-- REQUIREMENTS --
Write out every entry exactly as it stands.

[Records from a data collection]
--- START ---

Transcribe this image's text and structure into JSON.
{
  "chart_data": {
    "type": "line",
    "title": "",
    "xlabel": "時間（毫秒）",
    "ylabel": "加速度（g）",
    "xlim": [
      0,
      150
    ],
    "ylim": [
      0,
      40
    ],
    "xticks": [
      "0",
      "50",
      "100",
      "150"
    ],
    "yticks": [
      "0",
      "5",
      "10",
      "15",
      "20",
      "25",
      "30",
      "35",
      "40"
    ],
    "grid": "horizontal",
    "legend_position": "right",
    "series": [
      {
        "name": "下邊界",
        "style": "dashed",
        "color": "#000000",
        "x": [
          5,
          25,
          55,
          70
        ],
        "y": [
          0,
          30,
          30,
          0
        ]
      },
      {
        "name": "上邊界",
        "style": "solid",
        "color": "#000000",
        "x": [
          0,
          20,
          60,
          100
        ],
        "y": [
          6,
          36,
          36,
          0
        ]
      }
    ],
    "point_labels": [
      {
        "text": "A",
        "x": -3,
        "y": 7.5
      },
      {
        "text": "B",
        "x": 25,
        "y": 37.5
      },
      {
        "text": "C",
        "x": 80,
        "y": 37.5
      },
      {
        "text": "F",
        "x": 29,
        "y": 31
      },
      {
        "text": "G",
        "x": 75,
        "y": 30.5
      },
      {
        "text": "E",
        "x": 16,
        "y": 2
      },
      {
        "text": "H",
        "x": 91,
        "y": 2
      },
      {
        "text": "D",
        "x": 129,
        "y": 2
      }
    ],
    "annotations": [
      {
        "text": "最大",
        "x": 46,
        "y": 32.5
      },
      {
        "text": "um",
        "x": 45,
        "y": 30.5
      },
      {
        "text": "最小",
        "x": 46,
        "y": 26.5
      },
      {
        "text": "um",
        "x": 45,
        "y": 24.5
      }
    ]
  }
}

--- END ---

-- FINAL ANSWER --
Transcribe this image's text and structure into JSON.
{
  "chart_data": {
    "type": "line",
    "title": "",
    "xlabel": "時間（毫秒）",
    "ylabel": "加速度（g）",
    "xlim": [
      0,
      150
    ],
    "ylim": [
      0,
      40
    ],
    "xticks": [
      "0",
      "50",
      "100",
      "150"
    ],
    "yticks": [
      "0",
      "5",
      "10",
      "15",
      "20",
      "25",
      "30",
      "35",
      "40"
    ],
    "grid": "horizontal",
    "legend_position": "right",
    "series": [
      {
        "name": "下邊界",
        "style": "dashed",
        "color": "#000000",
        "x": [
          5,
          25,
          55,
          70
        ],
        "y": [
          0,
          30,
          30,
          0
        ]
      },
      {
        "name": "上邊界",
        "style": "solid",
        "color": "#000000",
        "x": [
          0,
          20,
          60,
          100
        ],
        "y": [
          6,
          36,
          36,
          0
        ]
      }
    ],
    "point_labels": [
      {
        "text": "A",
        "x": -3,
        "y": 7.5
      },
      {
        "text": "B",
        "x": 25,
        "y": 37.5
      },
      {
        "text": "C",
        "x": 80,
        "y": 37.5
      },
      {
        "text": "F",
        "x": 29,
        "y": 31
      },
      {
        "text": "G",
        "x": 75,
        "y": 30.5
      },
      {
        "text": "E",
        "x": 16,
        "y": 2
      },
      {
        "text": "H",
        "x": 91,
        "y": 2
      },
      {
        "text": "D",
        "x": 129,
        "y": 2
      }
    ],
    "annotations": [
      {
        "text": "最大",
        "x": 46,
        "y": 32.5
      },
      {
        "text": "um",
        "x": 45,
        "y": 30.5
      },
      {
        "text": "最小",
        "x": 46,
        "y": 26.5
      },
      {
        "text": "um",
        "x": 45,
        "y": 24.5
      }
    ]
  }
}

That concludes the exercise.